▶ _TASK DIRECTIONS_
Write the listing below out again exactly, dropping the images.

Data entries
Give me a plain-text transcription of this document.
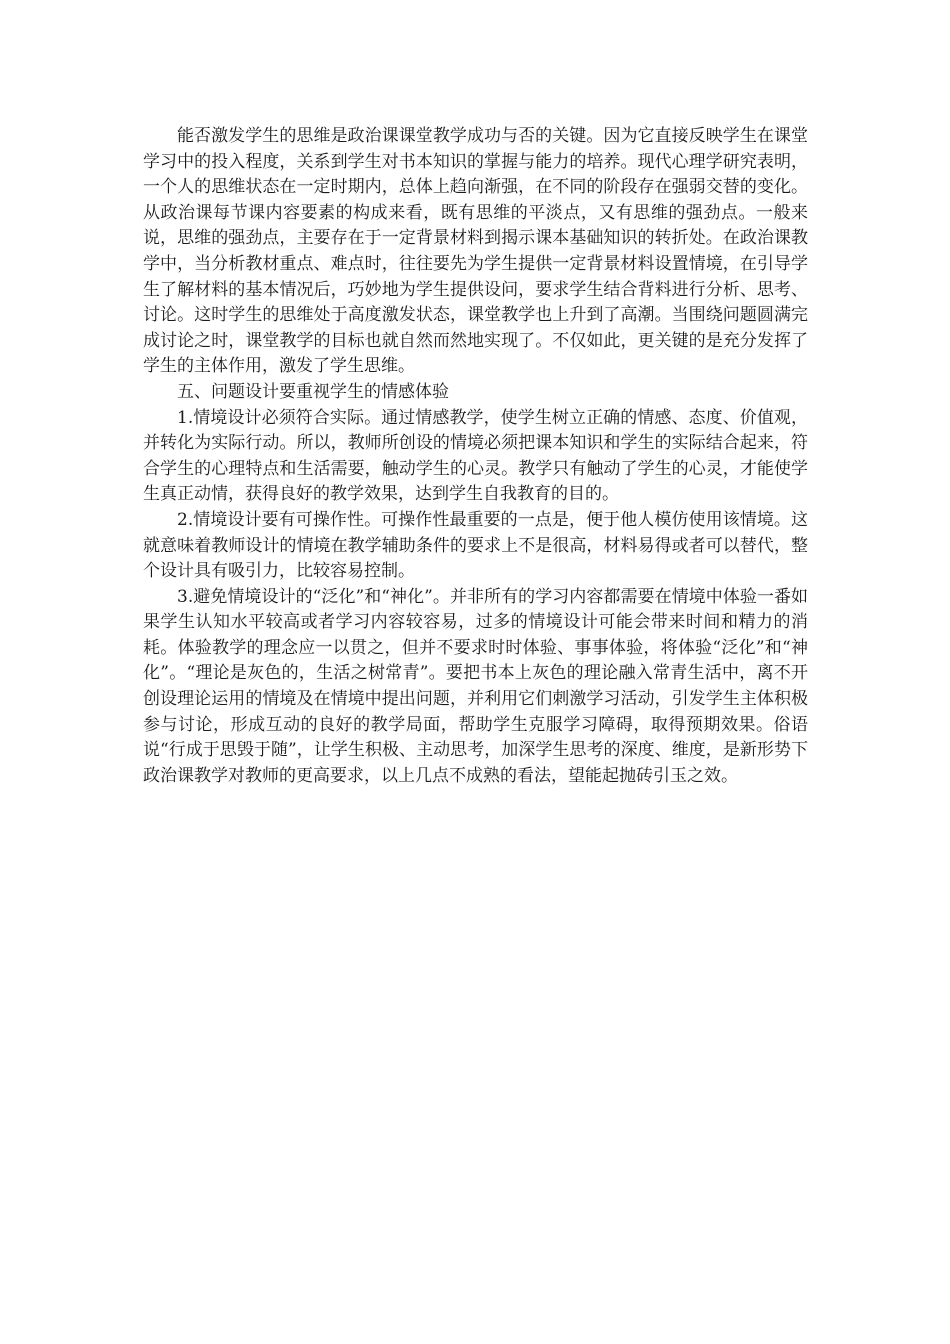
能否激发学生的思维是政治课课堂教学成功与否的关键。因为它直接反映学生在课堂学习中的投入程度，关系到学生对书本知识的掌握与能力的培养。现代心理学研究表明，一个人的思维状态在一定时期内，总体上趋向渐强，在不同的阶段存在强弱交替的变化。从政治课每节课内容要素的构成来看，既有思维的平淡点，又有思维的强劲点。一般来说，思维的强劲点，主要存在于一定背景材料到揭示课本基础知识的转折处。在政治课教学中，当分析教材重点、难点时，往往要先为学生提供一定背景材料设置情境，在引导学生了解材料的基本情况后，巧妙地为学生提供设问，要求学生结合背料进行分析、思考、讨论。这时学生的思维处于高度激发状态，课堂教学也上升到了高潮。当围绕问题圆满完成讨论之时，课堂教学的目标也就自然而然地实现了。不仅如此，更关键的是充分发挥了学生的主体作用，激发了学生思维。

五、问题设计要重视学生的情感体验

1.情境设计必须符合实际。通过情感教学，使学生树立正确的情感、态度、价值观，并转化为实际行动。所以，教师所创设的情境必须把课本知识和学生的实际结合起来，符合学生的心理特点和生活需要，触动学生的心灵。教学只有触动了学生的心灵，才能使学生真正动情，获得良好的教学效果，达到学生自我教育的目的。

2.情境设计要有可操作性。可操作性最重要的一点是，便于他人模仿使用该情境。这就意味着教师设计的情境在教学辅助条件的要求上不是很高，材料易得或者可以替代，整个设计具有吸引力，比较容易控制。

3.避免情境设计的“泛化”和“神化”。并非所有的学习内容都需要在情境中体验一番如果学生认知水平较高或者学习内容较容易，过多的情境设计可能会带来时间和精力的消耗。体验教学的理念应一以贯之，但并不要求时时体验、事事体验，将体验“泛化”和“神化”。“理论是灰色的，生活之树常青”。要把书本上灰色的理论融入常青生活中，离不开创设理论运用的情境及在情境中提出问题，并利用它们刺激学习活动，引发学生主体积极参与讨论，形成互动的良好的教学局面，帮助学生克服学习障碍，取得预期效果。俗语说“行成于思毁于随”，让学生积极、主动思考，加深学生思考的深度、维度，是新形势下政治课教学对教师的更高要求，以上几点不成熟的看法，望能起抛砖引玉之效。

▶ _FINAL RESULT_
Give me a plain-text transcription of this document.
能否激发学生的思维是政治课课堂教学成功与否的关键。因为它直接反映学生在课堂学习中的投入程度，关系到学生对书本知识的掌握与能力的培养。现代心理学研究表明，一个人的思维状态在一定时期内，总体上趋向渐强，在不同的阶段存在强弱交替的变化。从政治课每节课内容要素的构成来看，既有思维的平淡点，又有思维的强劲点。一般来说，思维的强劲点，主要存在于一定背景材料到揭示课本基础知识的转折处。在政治课教学中，当分析教材重点、难点时，往往要先为学生提供一定背景材料设置情境，在引导学生了解材料的基本情况后，巧妙地为学生提供设问，要求学生结合背料进行分析、思考、讨论。这时学生的思维处于高度激发状态，课堂教学也上升到了高潮。当围绕问题圆满完成讨论之时，课堂教学的目标也就自然而然地实现了。不仅如此，更关键的是充分发挥了学生的主体作用，激发了学生思维。

五、问题设计要重视学生的情感体验

1.情境设计必须符合实际。通过情感教学，使学生树立正确的情感、态度、价值观，并转化为实际行动。所以，教师所创设的情境必须把课本知识和学生的实际结合起来，符合学生的心理特点和生活需要，触动学生的心灵。教学只有触动了学生的心灵，才能使学生真正动情，获得良好的教学效果，达到学生自我教育的目的。

2.情境设计要有可操作性。可操作性最重要的一点是，便于他人模仿使用该情境。这就意味着教师设计的情境在教学辅助条件的要求上不是很高，材料易得或者可以替代，整个设计具有吸引力，比较容易控制。

3.避免情境设计的“泛化”和“神化”。并非所有的学习内容都需要在情境中体验一番如果学生认知水平较高或者学习内容较容易，过多的情境设计可能会带来时间和精力的消耗。体验教学的理念应一以贯之，但并不要求时时体验、事事体验，将体验“泛化”和“神化”。“理论是灰色的，生活之树常青”。要把书本上灰色的理论融入常青生活中，离不开创设理论运用的情境及在情境中提出问题，并利用它们刺激学习活动，引发学生主体积极参与讨论，形成互动的良好的教学局面，帮助学生克服学习障碍，取得预期效果。俗语说“行成于思毁于随”，让学生积极、主动思考，加深学生思考的深度、维度，是新形势下政治课教学对教师的更高要求，以上几点不成熟的看法，望能起抛砖引玉之效。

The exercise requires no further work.